> Task goal:
All records are to be retyped faithfully and completely.

★ ★ ★

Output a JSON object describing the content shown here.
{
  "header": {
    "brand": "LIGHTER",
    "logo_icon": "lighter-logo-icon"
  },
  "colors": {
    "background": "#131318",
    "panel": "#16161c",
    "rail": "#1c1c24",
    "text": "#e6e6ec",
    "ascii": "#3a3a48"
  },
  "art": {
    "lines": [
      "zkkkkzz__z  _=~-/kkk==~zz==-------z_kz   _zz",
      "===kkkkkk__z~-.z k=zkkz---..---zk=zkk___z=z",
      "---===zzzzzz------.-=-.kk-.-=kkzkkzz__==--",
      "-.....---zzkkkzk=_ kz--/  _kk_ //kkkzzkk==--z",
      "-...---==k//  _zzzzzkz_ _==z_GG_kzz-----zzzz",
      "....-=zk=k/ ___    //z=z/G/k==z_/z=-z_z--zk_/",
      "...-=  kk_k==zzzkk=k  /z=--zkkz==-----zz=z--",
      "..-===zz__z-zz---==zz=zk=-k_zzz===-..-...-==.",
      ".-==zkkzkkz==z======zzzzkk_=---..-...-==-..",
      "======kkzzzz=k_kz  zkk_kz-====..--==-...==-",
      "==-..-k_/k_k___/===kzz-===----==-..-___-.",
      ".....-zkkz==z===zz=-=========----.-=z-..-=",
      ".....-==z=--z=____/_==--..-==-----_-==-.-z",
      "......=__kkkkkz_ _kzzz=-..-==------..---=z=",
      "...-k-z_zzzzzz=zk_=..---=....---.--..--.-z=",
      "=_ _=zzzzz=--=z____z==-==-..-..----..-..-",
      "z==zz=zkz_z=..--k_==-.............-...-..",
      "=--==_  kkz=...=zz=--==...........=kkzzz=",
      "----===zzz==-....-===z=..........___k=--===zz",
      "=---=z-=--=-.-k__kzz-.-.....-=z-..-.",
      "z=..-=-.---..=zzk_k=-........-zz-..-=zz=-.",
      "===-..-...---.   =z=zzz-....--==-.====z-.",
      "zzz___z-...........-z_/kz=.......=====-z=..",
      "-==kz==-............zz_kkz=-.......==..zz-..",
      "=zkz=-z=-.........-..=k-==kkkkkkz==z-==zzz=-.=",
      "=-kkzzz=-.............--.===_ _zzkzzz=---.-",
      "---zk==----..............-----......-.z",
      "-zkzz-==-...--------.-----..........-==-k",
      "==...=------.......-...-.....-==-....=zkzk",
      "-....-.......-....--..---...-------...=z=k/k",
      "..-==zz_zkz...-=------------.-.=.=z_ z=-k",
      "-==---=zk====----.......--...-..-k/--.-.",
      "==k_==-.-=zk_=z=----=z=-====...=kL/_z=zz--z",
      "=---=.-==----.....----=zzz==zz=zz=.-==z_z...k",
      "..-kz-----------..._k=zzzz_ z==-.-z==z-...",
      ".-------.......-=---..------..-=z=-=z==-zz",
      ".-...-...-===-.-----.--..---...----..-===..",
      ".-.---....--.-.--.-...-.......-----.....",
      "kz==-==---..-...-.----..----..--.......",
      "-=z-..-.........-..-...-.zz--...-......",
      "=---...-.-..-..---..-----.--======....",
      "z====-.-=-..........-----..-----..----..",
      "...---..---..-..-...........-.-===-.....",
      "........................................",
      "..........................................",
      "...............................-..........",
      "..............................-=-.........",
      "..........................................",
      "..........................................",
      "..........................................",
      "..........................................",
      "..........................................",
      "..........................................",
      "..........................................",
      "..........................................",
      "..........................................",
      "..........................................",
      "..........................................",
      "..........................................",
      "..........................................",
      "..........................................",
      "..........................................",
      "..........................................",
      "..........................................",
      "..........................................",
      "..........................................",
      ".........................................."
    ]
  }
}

★ ★ ★

> Task solution:
Output a JSON object describing the content shown here.
{
  "header": {
    "brand": "LIGHTER",
    "logo_icon": "lighter-logo-icon"
  },
  "colors": {
    "background": "#131318",
    "panel": "#16161c",
    "rail": "#1c1c24",
    "text": "#e6e6ec",
    "ascii": "#3a3a48"
  },
  "art": {
    "lines": [
      "zkkkkzz__z  _=~-/kkk==~zz==-------z_kz   _zz",
      "===kkkkkk__z~-.z k=zkkz---..---zk=zkk___z=z",
      "---===zzzzzz------.-=-.kk-.-=kkzkkzz__==--",
      "-.....---zzkkkzk=_ kz--/  _kk_ //kkkzzkk==--z",
      "-...---==k//  _zzzzzkz_ _==z_GG_kzz-----zzzz",
      "....-=zk=k/ ___    //z=z/G/k==z_/z=-z_z--zk_/",
      "...-=  kk_k==zzzkk=k  /z=--zkkz==-----zz=z--",
      "..-===zz__z-zz---==zz=zk=-k_zzz===-..-...-==.",
      ".-==zkkzkkz==z======zzzzkk_=---..-...-==-..",
      "======kkzzzz=k_kz  zkk_kz-====..--==-...==-",
      "==-..-k_/k_k___/===kzz-===----==-..-___-.",
      ".....-zkkz==z===zz=-=========----.-=z-..-=",
      ".....-==z=--z=____/_==--..-==-----_-==-.-z",
      "......=__kkkkkz_ _kzzz=-..-==------..---=z=",
      "...-k-z_zzzzzz=zk_=..---=....---.--..--.-z=",
      "=_ _=zzzzz=--=z____z==-==-..-..----..-..-",
      "z==zz=zkz_z=..--k_==-.............-...-..",
      "=--==_  kkz=...=zz=--==...........=kkzzz=",
      "----===zzz==-....-===z=..........___k=--===zz",
      "=---=z-=--=-.-k__kzz-.-.....-=z-..-.",
      "z=..-=-.---..=zzk_k=-........-zz-..-=zz=-.",
      "===-..-...---.   =z=zzz-....--==-.====z-.",
      "zzz___z-...........-z_/kz=.......=====-z=..",
      "-==kz==-............zz_kkz=-.......==..zz-..",
      "=zkz=-z=-.........-..=k-==kkkkkkz==z-==zzz=-.=",
      "=-kkzzz=-.............--.===_ _zzkzzz=---.-",
      "---zk==----..............-----......-.z",
      "-zkzz-==-...--------.-----..........-==-k",
      "==...=------.......-...-.....-==-....=zkzk",
      "-....-.......-....--..---...-------...=z=k/k",
      "..-==zz_zkz...-=------------.-.=.=z_ z=-k",
      "-==---=zk====----.......--...-..-k/--.-.",
      "==k_==-.-=zk_=z=----=z=-====...=kL/_z=zz--z",
      "=---=.-==----.....----=zzz==zz=zz=.-==z_z...k",
      "..-kz-----------..._k=zzzz_ z==-.-z==z-...",
      ".-------.......-=---..------..-=z=-=z==-zz",
      ".-...-...-===-.-----.--..---...----..-===..",
      ".-.---....--.-.--.-...-.......-----.....",
      "kz==-==---..-...-.----..----..--.......",
      "-=z-..-.........-..-...-.zz--...-......",
      "=---...-.-..-..---..-----.--======....",
      "z====-.-=-..........-----..-----..----..",
      "...---..---..-..-...........-.-===-.....",
      "........................................",
      "..........................................",
      "...............................-..........",
      "..............................-=-.........",
      "..........................................",
      "..........................................",
      "..........................................",
      "..........................................",
      "..........................................",
      "..........................................",
      "..........................................",
      "..........................................",
      "..........................................",
      "..........................................",
      "..........................................",
      "..........................................",
      "..........................................",
      "..........................................",
      "..........................................",
      "..........................................",
      "..........................................",
      "..........................................",
      "..........................................",
      ".........................................."
    ]
  }
}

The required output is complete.